*WRITTEN REQUEST*: The records that follow should be retyped word for word.

____________

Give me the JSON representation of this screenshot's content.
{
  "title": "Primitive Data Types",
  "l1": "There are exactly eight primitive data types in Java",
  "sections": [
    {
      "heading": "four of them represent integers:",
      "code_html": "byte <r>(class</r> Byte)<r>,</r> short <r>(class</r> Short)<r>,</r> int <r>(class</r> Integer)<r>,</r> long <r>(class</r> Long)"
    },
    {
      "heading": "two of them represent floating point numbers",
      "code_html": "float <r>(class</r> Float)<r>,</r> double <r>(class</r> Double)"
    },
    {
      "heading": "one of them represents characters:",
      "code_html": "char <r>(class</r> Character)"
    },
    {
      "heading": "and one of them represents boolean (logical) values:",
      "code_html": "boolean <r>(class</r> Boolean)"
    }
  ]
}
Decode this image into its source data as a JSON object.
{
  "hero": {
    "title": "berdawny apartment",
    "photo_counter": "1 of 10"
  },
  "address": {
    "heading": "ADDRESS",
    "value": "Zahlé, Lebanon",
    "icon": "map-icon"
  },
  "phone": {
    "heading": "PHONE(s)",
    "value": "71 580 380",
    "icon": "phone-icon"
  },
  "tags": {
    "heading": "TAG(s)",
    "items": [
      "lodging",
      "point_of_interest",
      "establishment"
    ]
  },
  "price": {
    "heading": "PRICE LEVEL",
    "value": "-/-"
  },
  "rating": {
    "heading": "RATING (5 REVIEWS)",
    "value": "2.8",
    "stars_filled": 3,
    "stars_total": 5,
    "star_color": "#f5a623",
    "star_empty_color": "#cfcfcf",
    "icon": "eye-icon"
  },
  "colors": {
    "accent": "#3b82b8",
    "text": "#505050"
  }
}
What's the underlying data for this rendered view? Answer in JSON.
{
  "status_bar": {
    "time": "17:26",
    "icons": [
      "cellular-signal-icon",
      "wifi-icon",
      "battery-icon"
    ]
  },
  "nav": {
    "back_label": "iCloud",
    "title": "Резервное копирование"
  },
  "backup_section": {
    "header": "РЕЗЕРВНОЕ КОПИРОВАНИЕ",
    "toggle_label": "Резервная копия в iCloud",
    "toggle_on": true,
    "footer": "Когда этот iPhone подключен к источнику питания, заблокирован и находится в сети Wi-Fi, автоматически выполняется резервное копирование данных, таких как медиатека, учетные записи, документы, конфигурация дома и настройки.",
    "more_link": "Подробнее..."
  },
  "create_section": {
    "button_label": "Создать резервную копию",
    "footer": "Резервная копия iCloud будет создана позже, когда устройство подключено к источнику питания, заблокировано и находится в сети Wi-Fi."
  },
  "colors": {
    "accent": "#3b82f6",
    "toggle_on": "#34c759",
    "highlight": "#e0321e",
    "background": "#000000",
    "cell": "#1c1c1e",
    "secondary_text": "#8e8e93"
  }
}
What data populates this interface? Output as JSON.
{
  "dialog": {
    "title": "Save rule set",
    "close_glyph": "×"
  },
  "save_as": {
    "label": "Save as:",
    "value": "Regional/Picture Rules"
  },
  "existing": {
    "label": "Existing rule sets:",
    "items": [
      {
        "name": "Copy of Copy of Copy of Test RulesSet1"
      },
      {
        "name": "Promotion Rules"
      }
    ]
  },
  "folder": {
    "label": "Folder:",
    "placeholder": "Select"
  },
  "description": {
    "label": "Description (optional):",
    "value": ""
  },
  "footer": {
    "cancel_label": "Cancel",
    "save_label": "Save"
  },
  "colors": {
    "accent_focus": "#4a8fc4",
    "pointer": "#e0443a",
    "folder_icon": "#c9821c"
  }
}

____________

*SOLUTION TO THE PROBLEM*:
Give me the JSON representation of this screenshot's content.
{
  "title": "Primitive Data Types",
  "l1": "There are exactly eight primitive data types in Java",
  "sections": [
    {
      "heading": "four of them represent integers:",
      "code_html": "byte <r>(class</r> Byte)<r>,</r> short <r>(class</r> Short)<r>,</r> int <r>(class</r> Integer)<r>,</r> long <r>(class</r> Long)"
    },
    {
      "heading": "two of them represent floating point numbers",
      "code_html": "float <r>(class</r> Float)<r>,</r> double <r>(class</r> Double)"
    },
    {
      "heading": "one of them represents characters:",
      "code_html": "char <r>(class</r> Character)"
    },
    {
      "heading": "and one of them represents boolean (logical) values:",
      "code_html": "boolean <r>(class</r> Boolean)"
    }
  ]
}
Decode this image into its source data as a JSON object.
{
  "hero": {
    "title": "berdawny apartment",
    "photo_counter": "1 of 10"
  },
  "address": {
    "heading": "ADDRESS",
    "value": "Zahlé, Lebanon",
    "icon": "map-icon"
  },
  "phone": {
    "heading": "PHONE(s)",
    "value": "71 580 380",
    "icon": "phone-icon"
  },
  "tags": {
    "heading": "TAG(s)",
    "items": [
      "lodging",
      "point_of_interest",
      "establishment"
    ]
  },
  "price": {
    "heading": "PRICE LEVEL",
    "value": "-/-"
  },
  "rating": {
    "heading": "RATING (5 REVIEWS)",
    "value": "2.8",
    "stars_filled": 3,
    "stars_total": 5,
    "star_color": "#f5a623",
    "star_empty_color": "#cfcfcf",
    "icon": "eye-icon"
  },
  "colors": {
    "accent": "#3b82b8",
    "text": "#505050"
  }
}
What's the underlying data for this rendered view? Answer in JSON.
{
  "status_bar": {
    "time": "17:26",
    "icons": [
      "cellular-signal-icon",
      "wifi-icon",
      "battery-icon"
    ]
  },
  "nav": {
    "back_label": "iCloud",
    "title": "Резервное копирование"
  },
  "backup_section": {
    "header": "РЕЗЕРВНОЕ КОПИРОВАНИЕ",
    "toggle_label": "Резервная копия в iCloud",
    "toggle_on": true,
    "footer": "Когда этот iPhone подключен к источнику питания, заблокирован и находится в сети Wi-Fi, автоматически выполняется резервное копирование данных, таких как медиатека, учетные записи, документы, конфигурация дома и настройки.",
    "more_link": "Подробнее..."
  },
  "create_section": {
    "button_label": "Создать резервную копию",
    "footer": "Резервная копия iCloud будет создана позже, когда устройство подключено к источнику питания, заблокировано и находится в сети Wi-Fi."
  },
  "colors": {
    "accent": "#3b82f6",
    "toggle_on": "#34c759",
    "highlight": "#e0321e",
    "background": "#000000",
    "cell": "#1c1c1e",
    "secondary_text": "#8e8e93"
  }
}
What data populates this interface? Output as JSON.
{
  "dialog": {
    "title": "Save rule set",
    "close_glyph": "×"
  },
  "save_as": {
    "label": "Save as:",
    "value": "Regional/Picture Rules"
  },
  "existing": {
    "label": "Existing rule sets:",
    "items": [
      {
        "name": "Copy of Copy of Copy of Test RulesSet1"
      },
      {
        "name": "Promotion Rules"
      }
    ]
  },
  "folder": {
    "label": "Folder:",
    "placeholder": "Select"
  },
  "description": {
    "label": "Description (optional):",
    "value": ""
  },
  "footer": {
    "cancel_label": "Cancel",
    "save_label": "Save"
  },
  "colors": {
    "accent_focus": "#4a8fc4",
    "pointer": "#e0443a",
    "folder_icon": "#c9821c"
  }
}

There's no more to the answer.